* _Source material_

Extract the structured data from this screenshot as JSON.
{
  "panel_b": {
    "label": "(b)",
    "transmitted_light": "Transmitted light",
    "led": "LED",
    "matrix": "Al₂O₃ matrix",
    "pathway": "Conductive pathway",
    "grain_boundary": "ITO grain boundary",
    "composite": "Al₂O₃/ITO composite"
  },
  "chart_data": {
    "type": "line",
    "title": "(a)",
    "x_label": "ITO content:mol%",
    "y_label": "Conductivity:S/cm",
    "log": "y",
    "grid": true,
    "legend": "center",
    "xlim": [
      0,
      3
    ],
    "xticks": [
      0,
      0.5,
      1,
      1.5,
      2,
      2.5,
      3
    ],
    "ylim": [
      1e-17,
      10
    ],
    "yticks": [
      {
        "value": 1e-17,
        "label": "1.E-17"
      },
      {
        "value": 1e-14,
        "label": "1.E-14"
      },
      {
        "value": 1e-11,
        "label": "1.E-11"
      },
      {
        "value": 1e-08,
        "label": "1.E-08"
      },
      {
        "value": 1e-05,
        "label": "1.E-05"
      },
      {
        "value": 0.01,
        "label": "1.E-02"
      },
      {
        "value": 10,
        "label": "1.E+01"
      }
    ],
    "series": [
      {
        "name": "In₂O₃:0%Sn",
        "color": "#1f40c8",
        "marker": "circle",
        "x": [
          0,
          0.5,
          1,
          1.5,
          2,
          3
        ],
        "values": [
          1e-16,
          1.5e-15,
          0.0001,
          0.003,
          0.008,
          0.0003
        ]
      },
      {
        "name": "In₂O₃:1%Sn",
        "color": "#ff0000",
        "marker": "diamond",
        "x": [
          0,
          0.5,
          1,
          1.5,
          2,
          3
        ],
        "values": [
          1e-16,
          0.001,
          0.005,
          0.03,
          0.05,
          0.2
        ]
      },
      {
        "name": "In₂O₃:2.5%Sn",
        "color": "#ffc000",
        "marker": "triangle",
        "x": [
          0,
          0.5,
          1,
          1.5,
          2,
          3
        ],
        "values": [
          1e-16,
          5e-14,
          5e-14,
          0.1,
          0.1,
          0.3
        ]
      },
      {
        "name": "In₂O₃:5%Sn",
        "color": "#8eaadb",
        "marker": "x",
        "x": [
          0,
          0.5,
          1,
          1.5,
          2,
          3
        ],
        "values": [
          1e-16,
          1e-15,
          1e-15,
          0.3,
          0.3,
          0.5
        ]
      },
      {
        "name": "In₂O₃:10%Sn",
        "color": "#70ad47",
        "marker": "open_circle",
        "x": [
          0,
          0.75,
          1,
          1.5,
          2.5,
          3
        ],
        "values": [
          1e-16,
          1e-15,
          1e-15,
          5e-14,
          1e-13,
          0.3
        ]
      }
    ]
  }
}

* _Prompt_
Looking at the entries above, say how many lines contain the word "marker". Only the number is wanted.

* _Response to the task_
5